EXERCISE: Copy each line below that includes "name".

-- begin STORED DATA --

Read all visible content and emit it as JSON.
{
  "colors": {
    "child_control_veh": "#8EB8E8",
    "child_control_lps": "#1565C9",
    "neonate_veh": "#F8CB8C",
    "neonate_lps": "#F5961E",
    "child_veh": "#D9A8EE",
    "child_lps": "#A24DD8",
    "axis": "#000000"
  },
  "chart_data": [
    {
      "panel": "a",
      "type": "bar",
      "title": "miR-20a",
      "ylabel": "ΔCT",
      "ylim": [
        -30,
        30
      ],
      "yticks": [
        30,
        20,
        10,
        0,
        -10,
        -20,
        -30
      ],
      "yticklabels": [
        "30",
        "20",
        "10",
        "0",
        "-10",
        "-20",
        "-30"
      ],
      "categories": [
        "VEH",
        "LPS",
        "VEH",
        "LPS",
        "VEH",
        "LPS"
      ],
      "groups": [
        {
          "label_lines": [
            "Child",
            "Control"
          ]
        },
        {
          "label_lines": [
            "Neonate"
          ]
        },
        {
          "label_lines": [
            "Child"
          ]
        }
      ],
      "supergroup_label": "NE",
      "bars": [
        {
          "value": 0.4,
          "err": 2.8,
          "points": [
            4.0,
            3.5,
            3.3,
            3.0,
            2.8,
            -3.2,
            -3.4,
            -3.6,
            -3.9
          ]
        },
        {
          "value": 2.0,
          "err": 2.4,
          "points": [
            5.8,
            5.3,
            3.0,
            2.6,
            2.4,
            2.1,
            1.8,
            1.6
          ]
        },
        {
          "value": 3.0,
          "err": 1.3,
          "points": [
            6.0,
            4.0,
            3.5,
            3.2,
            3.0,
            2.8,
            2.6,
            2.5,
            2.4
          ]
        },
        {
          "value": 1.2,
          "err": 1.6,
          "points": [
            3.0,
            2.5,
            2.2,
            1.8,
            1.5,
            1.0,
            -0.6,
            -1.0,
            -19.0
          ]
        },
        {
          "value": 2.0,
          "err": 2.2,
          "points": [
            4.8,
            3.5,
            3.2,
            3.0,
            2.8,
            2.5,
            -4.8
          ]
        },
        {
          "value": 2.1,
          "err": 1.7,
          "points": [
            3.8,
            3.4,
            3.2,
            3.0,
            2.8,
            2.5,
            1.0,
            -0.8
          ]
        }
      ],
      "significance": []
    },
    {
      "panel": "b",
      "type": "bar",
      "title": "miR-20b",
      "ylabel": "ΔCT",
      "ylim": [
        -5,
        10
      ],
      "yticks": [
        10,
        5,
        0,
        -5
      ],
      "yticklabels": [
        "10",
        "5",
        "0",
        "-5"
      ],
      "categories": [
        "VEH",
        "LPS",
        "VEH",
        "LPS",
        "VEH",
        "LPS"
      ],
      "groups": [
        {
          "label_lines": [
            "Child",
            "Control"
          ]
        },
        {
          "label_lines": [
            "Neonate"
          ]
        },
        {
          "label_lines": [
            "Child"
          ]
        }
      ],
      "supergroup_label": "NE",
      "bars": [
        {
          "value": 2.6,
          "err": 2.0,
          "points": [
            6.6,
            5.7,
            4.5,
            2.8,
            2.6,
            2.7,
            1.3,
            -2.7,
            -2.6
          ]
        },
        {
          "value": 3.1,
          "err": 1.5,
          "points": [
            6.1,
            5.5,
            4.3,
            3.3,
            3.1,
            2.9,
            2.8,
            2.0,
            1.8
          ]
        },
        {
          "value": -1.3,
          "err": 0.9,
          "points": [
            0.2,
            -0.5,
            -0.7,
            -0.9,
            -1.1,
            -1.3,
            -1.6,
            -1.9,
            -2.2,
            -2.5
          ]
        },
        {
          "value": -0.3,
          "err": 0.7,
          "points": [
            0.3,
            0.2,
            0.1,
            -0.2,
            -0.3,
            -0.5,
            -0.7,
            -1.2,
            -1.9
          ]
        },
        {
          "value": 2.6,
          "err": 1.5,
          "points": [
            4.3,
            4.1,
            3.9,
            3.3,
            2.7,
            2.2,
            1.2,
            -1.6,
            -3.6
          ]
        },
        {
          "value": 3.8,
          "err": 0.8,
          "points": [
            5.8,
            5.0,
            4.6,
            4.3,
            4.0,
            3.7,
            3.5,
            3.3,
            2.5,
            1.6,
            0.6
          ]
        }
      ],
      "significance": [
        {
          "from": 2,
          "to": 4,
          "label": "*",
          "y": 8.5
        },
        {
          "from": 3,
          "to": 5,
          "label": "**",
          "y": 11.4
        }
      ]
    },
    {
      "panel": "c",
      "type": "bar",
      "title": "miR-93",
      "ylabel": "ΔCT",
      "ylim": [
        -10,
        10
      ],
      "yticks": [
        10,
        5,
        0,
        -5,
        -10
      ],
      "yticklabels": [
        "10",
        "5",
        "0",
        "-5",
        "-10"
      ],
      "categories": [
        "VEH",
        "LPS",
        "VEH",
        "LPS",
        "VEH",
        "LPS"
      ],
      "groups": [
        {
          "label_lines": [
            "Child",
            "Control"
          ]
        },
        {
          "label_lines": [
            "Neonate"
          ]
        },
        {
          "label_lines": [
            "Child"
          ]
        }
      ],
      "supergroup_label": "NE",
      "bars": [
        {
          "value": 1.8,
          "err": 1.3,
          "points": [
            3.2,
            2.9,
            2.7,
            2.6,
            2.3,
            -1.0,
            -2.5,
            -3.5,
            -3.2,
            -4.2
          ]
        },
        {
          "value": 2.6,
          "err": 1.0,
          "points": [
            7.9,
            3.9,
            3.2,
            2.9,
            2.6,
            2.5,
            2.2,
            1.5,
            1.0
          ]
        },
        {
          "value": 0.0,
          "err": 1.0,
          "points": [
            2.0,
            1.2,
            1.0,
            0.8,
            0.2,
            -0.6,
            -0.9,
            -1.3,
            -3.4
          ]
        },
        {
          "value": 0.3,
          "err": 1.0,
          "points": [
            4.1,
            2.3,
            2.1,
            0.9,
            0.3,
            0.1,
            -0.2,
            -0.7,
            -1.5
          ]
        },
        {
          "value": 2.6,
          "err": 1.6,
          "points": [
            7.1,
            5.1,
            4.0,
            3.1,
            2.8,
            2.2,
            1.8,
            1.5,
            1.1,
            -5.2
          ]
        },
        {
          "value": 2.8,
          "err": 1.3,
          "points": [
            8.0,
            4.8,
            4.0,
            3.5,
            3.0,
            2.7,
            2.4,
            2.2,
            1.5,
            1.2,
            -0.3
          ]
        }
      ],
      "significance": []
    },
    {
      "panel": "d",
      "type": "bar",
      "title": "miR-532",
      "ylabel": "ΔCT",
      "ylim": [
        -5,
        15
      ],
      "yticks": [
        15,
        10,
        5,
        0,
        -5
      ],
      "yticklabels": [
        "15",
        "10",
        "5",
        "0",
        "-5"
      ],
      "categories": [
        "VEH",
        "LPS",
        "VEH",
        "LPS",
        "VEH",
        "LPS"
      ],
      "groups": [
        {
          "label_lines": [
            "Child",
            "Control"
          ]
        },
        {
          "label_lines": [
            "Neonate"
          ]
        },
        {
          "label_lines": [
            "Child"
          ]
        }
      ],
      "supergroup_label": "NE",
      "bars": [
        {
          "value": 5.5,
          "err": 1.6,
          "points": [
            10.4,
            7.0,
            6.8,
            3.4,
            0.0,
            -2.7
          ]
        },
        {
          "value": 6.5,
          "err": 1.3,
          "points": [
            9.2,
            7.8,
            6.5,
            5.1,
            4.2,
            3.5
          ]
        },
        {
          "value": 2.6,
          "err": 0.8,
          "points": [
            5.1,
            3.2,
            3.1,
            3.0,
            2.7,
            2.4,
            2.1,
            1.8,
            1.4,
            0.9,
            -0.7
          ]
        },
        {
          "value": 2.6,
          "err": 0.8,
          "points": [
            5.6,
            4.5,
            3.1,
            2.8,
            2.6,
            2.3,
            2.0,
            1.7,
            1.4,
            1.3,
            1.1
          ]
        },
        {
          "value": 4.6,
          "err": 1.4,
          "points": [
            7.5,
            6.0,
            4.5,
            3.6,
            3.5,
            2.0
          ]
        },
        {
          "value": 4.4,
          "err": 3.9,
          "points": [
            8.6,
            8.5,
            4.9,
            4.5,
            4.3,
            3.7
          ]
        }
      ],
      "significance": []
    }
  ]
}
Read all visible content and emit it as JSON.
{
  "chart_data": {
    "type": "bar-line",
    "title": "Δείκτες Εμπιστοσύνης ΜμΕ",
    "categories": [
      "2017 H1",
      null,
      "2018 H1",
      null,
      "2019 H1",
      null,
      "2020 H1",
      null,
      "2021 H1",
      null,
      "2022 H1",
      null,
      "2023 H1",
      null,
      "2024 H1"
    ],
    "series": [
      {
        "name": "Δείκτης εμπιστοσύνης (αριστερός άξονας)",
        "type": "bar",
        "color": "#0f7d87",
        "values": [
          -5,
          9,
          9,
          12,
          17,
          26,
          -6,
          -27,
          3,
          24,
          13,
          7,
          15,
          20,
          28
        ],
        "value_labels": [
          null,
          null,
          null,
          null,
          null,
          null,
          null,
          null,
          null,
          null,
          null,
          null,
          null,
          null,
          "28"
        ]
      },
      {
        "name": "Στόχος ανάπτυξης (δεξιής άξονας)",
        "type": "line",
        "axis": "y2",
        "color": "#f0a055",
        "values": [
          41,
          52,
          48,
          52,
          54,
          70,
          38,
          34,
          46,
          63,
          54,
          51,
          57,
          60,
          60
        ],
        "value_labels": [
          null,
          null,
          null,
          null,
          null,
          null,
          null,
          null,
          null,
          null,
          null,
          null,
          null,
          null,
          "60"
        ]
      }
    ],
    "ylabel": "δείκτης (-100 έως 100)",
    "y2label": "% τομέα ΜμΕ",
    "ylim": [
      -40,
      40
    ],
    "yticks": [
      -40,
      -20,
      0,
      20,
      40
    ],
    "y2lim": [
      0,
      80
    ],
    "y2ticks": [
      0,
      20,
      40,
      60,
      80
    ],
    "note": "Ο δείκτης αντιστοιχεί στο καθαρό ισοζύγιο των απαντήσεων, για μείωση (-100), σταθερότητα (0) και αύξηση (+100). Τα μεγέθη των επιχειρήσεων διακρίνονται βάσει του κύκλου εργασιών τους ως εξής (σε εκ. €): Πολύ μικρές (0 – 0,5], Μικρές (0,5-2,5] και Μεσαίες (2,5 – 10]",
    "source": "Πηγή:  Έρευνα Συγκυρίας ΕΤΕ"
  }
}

-- end STORED DATA --

WRITTEN RESPONSE:
        "name": "Δείκτης εμπιστοσύνης (αριστερός άξονας)",
        "name": "Στόχος ανάπτυξης (δεξιής άξονας)",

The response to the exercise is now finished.